Exercise aim: Write out each line word for word. Drop pictures.

Provided entries:
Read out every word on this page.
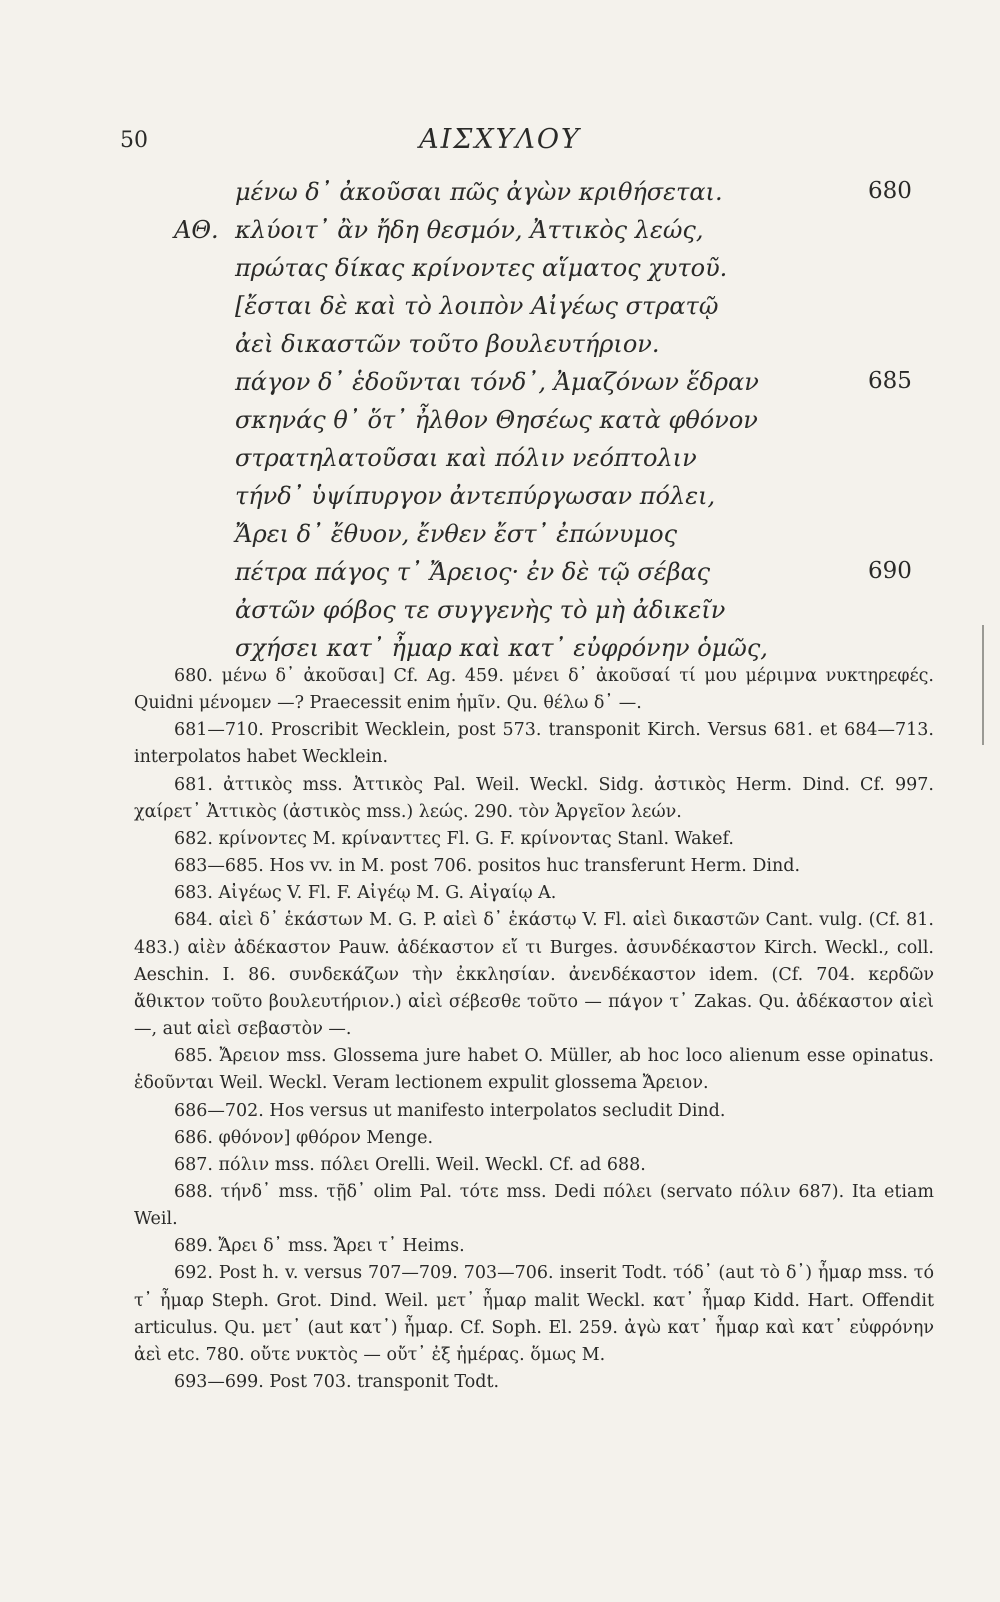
50	ΑΙΣΧΥΛΟΥ
μένω δ᾽ ἀκοῦσαι πῶς ἀγὼν κριθήσεται.	680
ΑΘ. κλύοιτ᾽ ἂν ἤδη θεσμόν, Ἀττικὸς λεώς,
πρώτας δίκας κρίνοντες αἵματος χυτοῦ.
[ἔσται δὲ καὶ τὸ λοιπὸν Αἰγέως στρατῷ
ἀεὶ δικαστῶν τοῦτο βουλευτήριον.
πάγον δ᾽ ἑδοῦνται τόνδ᾽, Ἀμαζόνων ἕδραν	685
σκηνάς θ᾽ ὅτ᾽ ἦλθον Θησέως κατὰ φθόνον
στρατηλατοῦσαι καὶ πόλιν νεόπτολιν
τήνδ᾽ ὑψίπυργον ἀντεπύργωσαν πόλει,
Ἄρει δ᾽ ἔθυον, ἔνθεν ἔστ᾽ ἐπώνυμος
πέτρα πάγος τ᾽ Ἄρειος· ἐν δὲ τῷ σέβας	690
ἀστῶν φόβος τε συγγενὴς τὸ μὴ ἀδικεῖν
σχήσει κατ᾽ ἦμαρ καὶ κατ᾽ εὐφρόνην ὁμῶς,
680. μένω δ᾽ ἀκοῦσαι] Cf. Ag. 459. μένει δ᾽ ἀκοῦσαί τί μου μέριμνα νυκτηρεφές. Quidni μένομεν —? Praecessit enim ἡμῖν. Qu. θέλω δ᾽ —.
681—710. Proscribit Wecklein, post 573. transponit Kirch. Versus 681. et 684—713. interpolatos habet Wecklein.
681. ἀττικὸς mss. Ἀττικὸς Pal. Weil. Weckl. Sidg. ἀστικὸς Herm. Dind. Cf. 997. χαίρετ᾽ Ἀττικὸς (ἀστικὸς mss.) λεώς. 290. τὸν Ἀργεῖον λεών.
682. κρίνοντες M. κρίνανττες Fl. G. F. κρίνοντας Stanl. Wakef.
683—685. Hos vv. in M. post 706. positos huc transferunt Herm. Dind.
683. Αἰγέως V. Fl. F. Αἰγέῳ M. G. Αἰγαίῳ A.
684. αἰεὶ δ᾽ ἑκάστων M. G. P. αἰεὶ δ᾽ ἑκάστῳ V. Fl. αἰεὶ δικαστῶν Cant. vulg. (Cf. 81. 483.) αἰὲν ἀδέκαστον Pauw. ἀδέκαστον εἴ τι Burges. ἀσυνδέκαστον Kirch. Weckl., coll. Aeschin. I. 86. συνδεκάζων τὴν ἐκκλησίαν. ἀνενδέκαστον idem. (Cf. 704. κερδῶν ἄθικτον τοῦτο βουλευτήριον.) αἰεὶ σέβεσθε τοῦτο — πάγον τ᾽ Zakas. Qu. ἀδέκαστον αἰεὶ —, aut αἰεὶ σεβαστὸν —.
685. Ἄρειον mss. Glossema jure habet O. Müller, ab hoc loco alienum esse opinatus. ἑδοῦνται Weil. Weckl. Veram lectionem expulit glossema Ἄρειον.
686—702. Hos versus ut manifesto interpolatos secludit Dind.
686. φθόνον] φθόρον Menge.
687. πόλιν mss. πόλει Orelli. Weil. Weckl. Cf. ad 688.
688. τήνδ᾽ mss. τῇδ᾽ olim Pal. τότε mss. Dedi πόλει (servato πόλιν 687). Ita etiam Weil.
689. Ἄρει δ᾽ mss. Ἄρει τ᾽ Heims.
692. Post h. v. versus 707—709. 703—706. inserit Todt. τόδ᾽ (aut τὸ δ᾽) ἦμαρ mss. τό τ᾽ ἦμαρ Steph. Grot. Dind. Weil. μετ᾽ ἦμαρ malit Weckl. κατ᾽ ἦμαρ Kidd. Hart. Offendit articulus. Qu. μετ᾽ (aut κατ᾽) ἦμαρ. Cf. Soph. El. 259. ἀγὼ κατ᾽ ἦμαρ καὶ κατ᾽ εὐφρόνην ἀεὶ etc. 780. οὔτε νυκτὸς — οὔτ᾽ ἐξ ἡμέρας. ὅμως M.
693—699. Post 703. transponit Todt.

Solved exercise:
Read out every word on this page.
50	ΑΙΣΧΥΛΟΥ
μένω δ᾽ ἀκοῦσαι πῶς ἀγὼν κριθήσεται.	680
ΑΘ. κλύοιτ᾽ ἂν ἤδη θεσμόν, Ἀττικὸς λεώς,
πρώτας δίκας κρίνοντες αἵματος χυτοῦ.
[ἔσται δὲ καὶ τὸ λοιπὸν Αἰγέως στρατῷ
ἀεὶ δικαστῶν τοῦτο βουλευτήριον.
πάγον δ᾽ ἑδοῦνται τόνδ᾽, Ἀμαζόνων ἕδραν	685
σκηνάς θ᾽ ὅτ᾽ ἦλθον Θησέως κατὰ φθόνον
στρατηλατοῦσαι καὶ πόλιν νεόπτολιν
τήνδ᾽ ὑψίπυργον ἀντεπύργωσαν πόλει,
Ἄρει δ᾽ ἔθυον, ἔνθεν ἔστ᾽ ἐπώνυμος
πέτρα πάγος τ᾽ Ἄρειος· ἐν δὲ τῷ σέβας	690
ἀστῶν φόβος τε συγγενὴς τὸ μὴ ἀδικεῖν
σχήσει κατ᾽ ἦμαρ καὶ κατ᾽ εὐφρόνην ὁμῶς,
680. μένω δ᾽ ἀκοῦσαι] Cf. Ag. 459. μένει δ᾽ ἀκοῦσαί τί μου μέριμνα νυκτηρεφές. Quidni μένομεν —? Praecessit enim ἡμῖν. Qu. θέλω δ᾽ —.
681—710. Proscribit Wecklein, post 573. transponit Kirch. Versus 681. et 684—713. interpolatos habet Wecklein.
681. ἀττικὸς mss. Ἀττικὸς Pal. Weil. Weckl. Sidg. ἀστικὸς Herm. Dind. Cf. 997. χαίρετ᾽ Ἀττικὸς (ἀστικὸς mss.) λεώς. 290. τὸν Ἀργεῖον λεών.
682. κρίνοντες M. κρίνανττες Fl. G. F. κρίνοντας Stanl. Wakef.
683—685. Hos vv. in M. post 706. positos huc transferunt Herm. Dind.
683. Αἰγέως V. Fl. F. Αἰγέῳ M. G. Αἰγαίῳ A.
684. αἰεὶ δ᾽ ἑκάστων M. G. P. αἰεὶ δ᾽ ἑκάστῳ V. Fl. αἰεὶ δικαστῶν Cant. vulg. (Cf. 81. 483.) αἰὲν ἀδέκαστον Pauw. ἀδέκαστον εἴ τι Burges. ἀσυνδέκαστον Kirch. Weckl., coll. Aeschin. I. 86. συνδεκάζων τὴν ἐκκλησίαν. ἀνενδέκαστον idem. (Cf. 704. κερδῶν ἄθικτον τοῦτο βουλευτήριον.) αἰεὶ σέβεσθε τοῦτο — πάγον τ᾽ Zakas. Qu. ἀδέκαστον αἰεὶ —, aut αἰεὶ σεβαστὸν —.
685. Ἄρειον mss. Glossema jure habet O. Müller, ab hoc loco alienum esse opinatus. ἑδοῦνται Weil. Weckl. Veram lectionem expulit glossema Ἄρειον.
686—702. Hos versus ut manifesto interpolatos secludit Dind.
686. φθόνον] φθόρον Menge.
687. πόλιν mss. πόλει Orelli. Weil. Weckl. Cf. ad 688.
688. τήνδ᾽ mss. τῇδ᾽ olim Pal. τότε mss. Dedi πόλει (servato πόλιν 687). Ita etiam Weil.
689. Ἄρει δ᾽ mss. Ἄρει τ᾽ Heims.
692. Post h. v. versus 707—709. 703—706. inserit Todt. τόδ᾽ (aut τὸ δ᾽) ἦμαρ mss. τό τ᾽ ἦμαρ Steph. Grot. Dind. Weil. μετ᾽ ἦμαρ malit Weckl. κατ᾽ ἦμαρ Kidd. Hart. Offendit articulus. Qu. μετ᾽ (aut κατ᾽) ἦμαρ. Cf. Soph. El. 259. ἀγὼ κατ᾽ ἦμαρ καὶ κατ᾽ εὐφρόνην ἀεὶ etc. 780. οὔτε νυκτὸς — οὔτ᾽ ἐξ ἡμέρας. ὅμως M.
693—699. Post 703. transponit Todt.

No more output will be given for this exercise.